**BRIEF**: Copy down every line where the string "MIMO" shows up.

◇ ◇ ◇ ◇ ◇ ◇ ◇

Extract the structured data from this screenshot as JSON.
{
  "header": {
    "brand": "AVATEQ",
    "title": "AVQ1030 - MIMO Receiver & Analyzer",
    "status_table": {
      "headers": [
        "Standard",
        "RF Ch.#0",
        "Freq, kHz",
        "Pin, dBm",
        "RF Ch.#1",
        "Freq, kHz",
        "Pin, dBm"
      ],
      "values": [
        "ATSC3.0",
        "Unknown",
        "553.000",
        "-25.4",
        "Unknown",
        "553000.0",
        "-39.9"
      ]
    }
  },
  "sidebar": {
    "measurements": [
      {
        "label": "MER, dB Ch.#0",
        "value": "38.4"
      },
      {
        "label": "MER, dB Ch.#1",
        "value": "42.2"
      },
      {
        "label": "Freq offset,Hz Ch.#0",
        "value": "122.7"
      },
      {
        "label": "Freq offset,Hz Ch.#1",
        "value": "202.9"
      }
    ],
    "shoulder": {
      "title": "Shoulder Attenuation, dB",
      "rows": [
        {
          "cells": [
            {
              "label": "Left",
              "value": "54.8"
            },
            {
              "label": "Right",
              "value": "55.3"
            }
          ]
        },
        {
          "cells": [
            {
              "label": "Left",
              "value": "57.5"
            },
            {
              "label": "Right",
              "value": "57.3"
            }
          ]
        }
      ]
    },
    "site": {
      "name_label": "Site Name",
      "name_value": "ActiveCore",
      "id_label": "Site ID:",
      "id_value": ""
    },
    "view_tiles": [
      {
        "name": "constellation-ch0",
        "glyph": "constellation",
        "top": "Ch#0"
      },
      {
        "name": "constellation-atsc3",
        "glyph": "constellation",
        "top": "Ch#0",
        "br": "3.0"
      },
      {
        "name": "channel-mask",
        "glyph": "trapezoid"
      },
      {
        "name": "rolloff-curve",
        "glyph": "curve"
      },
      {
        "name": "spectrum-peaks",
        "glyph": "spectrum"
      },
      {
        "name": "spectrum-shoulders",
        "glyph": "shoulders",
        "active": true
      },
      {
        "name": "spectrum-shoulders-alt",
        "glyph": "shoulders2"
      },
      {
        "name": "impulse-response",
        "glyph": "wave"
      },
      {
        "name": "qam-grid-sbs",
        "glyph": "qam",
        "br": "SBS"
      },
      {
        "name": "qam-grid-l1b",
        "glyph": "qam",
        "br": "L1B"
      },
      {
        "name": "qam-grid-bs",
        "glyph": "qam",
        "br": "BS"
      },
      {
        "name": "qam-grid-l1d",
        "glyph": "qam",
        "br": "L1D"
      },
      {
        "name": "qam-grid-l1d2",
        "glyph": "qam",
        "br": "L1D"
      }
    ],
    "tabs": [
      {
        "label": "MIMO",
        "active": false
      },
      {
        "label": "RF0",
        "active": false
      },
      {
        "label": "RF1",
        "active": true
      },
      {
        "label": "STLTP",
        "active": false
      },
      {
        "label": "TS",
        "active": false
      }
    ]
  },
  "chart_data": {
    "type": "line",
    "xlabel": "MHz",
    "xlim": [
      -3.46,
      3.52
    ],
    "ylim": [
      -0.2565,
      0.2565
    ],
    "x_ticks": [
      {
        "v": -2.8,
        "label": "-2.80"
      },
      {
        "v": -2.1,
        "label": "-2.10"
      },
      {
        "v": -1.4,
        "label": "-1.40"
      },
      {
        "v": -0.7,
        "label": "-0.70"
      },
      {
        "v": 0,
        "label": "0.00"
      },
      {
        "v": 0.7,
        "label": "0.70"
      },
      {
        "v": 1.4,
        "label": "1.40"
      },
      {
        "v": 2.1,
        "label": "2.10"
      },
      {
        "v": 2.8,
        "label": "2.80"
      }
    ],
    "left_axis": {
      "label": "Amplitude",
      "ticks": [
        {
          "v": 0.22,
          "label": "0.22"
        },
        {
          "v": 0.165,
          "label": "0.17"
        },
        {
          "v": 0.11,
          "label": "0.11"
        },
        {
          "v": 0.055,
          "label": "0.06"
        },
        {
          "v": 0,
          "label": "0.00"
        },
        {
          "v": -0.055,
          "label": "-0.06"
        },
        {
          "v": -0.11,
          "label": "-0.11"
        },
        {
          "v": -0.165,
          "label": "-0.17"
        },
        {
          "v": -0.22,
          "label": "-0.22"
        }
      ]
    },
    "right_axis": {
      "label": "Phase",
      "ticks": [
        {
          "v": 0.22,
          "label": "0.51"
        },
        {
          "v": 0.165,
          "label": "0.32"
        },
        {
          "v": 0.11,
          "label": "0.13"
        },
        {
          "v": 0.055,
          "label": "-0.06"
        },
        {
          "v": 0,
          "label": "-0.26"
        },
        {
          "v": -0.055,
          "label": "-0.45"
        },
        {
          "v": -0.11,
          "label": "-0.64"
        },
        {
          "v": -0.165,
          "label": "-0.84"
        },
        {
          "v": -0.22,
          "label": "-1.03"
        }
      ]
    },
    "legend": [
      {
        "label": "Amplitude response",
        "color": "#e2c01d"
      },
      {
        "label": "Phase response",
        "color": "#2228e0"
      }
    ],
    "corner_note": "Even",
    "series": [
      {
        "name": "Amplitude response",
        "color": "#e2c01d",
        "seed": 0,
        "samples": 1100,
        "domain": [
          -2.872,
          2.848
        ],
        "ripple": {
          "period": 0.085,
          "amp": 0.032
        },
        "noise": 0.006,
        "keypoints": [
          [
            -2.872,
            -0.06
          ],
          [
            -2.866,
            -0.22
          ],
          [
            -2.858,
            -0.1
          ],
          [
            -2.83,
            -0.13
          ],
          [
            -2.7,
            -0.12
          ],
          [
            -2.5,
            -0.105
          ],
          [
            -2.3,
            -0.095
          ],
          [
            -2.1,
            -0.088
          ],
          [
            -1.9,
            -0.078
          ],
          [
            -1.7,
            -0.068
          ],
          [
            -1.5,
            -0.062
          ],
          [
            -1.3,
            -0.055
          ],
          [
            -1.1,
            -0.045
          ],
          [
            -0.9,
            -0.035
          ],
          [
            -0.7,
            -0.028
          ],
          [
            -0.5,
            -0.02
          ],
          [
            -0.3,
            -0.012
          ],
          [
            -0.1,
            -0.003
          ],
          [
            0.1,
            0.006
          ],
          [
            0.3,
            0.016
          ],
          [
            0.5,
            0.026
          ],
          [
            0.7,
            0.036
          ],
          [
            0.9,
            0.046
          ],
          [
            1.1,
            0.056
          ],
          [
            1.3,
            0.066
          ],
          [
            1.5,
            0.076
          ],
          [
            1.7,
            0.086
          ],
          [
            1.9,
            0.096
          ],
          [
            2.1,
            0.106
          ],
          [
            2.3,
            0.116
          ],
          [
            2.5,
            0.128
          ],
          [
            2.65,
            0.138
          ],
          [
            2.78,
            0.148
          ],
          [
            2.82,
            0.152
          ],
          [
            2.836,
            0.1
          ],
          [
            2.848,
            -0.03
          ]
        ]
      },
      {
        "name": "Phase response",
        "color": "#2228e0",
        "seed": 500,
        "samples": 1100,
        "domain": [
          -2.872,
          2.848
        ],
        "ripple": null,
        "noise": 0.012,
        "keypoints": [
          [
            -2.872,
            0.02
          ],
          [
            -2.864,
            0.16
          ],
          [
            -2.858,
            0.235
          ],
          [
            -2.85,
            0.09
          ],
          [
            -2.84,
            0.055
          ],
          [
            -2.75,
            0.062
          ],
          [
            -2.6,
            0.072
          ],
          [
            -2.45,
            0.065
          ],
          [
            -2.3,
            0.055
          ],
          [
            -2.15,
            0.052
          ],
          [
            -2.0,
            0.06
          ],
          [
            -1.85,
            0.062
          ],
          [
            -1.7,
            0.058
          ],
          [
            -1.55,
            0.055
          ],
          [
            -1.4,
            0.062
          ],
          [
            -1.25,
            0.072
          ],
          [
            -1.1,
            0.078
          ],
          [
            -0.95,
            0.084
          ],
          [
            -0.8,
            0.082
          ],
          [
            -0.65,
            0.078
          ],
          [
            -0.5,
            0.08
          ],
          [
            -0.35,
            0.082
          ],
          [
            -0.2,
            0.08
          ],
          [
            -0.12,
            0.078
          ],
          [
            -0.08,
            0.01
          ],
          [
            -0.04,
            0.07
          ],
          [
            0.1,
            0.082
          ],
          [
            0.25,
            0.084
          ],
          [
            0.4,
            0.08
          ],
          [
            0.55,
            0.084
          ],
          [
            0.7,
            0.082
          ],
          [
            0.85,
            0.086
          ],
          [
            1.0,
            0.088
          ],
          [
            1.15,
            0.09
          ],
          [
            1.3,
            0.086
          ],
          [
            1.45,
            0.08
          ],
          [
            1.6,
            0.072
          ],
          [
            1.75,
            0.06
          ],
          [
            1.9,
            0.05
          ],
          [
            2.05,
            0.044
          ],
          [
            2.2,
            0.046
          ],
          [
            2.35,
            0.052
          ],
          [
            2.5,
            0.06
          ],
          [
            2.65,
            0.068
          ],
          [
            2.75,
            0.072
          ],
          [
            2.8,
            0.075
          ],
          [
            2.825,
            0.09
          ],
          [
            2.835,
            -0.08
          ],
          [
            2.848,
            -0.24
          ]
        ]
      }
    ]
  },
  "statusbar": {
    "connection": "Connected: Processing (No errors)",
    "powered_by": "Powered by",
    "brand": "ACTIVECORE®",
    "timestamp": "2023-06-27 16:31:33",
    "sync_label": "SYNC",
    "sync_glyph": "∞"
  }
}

◇ ◇ ◇ ◇ ◇ ◇ ◇

**WRITTEN RESPONSE**:
    "title": "AVQ1030 - MIMO Receiver & Analyzer",
        "label": "MIMO",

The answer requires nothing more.